→ Aim
Copy the records that follow exactly as written, but not their pictures.

→ Source records
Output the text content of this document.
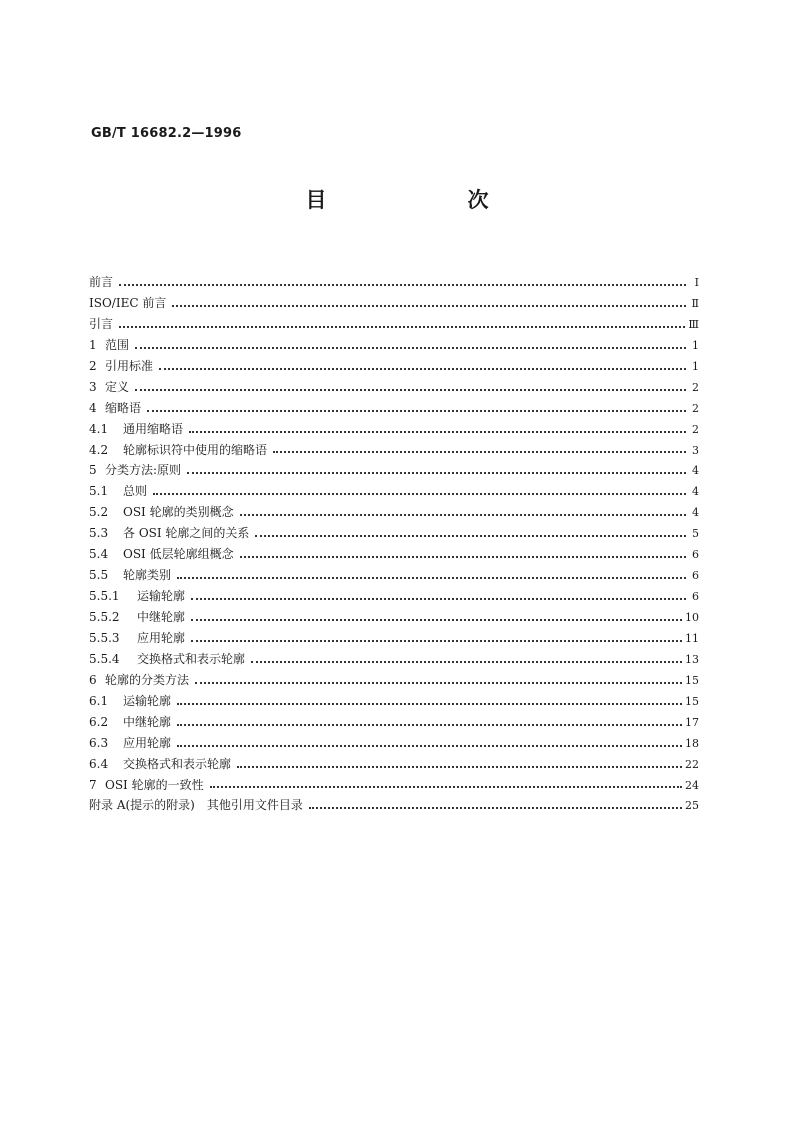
GB/T 16682.2—1996
目　次
前言	Ⅰ
ISO/IEC 前言	Ⅱ
引言	Ⅲ
1 范围	1
2 引用标准	1
3 定义	2
4 缩略语	2
4.1 通用缩略语	2
4.2 轮廓标识符中使用的缩略语	3
5 分类方法:原则	4
5.1 总则	4
5.2 OSI 轮廓的类别概念	4
5.3 各 OSI 轮廓之间的关系	5
5.4 OSI 低层轮廓组概念	6
5.5 轮廓类别	6
5.5.1 运输轮廓	6
5.5.2 中继轮廓	10
5.5.3 应用轮廓	11
5.5.4 交换格式和表示轮廓	13
6 轮廓的分类方法	15
6.1 运输轮廓	15
6.2 中继轮廓	17
6.3 应用轮廓	18
6.4 交换格式和表示轮廓	22
7 OSI 轮廓的一致性	24
附录 A(提示的附录)　其他引用文件目录	25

→ Solution
Output the text content of this document.
GB/T 16682.2—1996
目　次
前言	Ⅰ
ISO/IEC 前言	Ⅱ
引言	Ⅲ
1 范围	1
2 引用标准	1
3 定义	2
4 缩略语	2
4.1 通用缩略语	2
4.2 轮廓标识符中使用的缩略语	3
5 分类方法:原则	4
5.1 总则	4
5.2 OSI 轮廓的类别概念	4
5.3 各 OSI 轮廓之间的关系	5
5.4 OSI 低层轮廓组概念	6
5.5 轮廓类别	6
5.5.1 运输轮廓	6
5.5.2 中继轮廓	10
5.5.3 应用轮廓	11
5.5.4 交换格式和表示轮廓	13
6 轮廓的分类方法	15
6.1 运输轮廓	15
6.2 中继轮廓	17
6.3 应用轮廓	18
6.4 交换格式和表示轮廓	22
7 OSI 轮廓的一致性	24
附录 A(提示的附录)　其他引用文件目录	25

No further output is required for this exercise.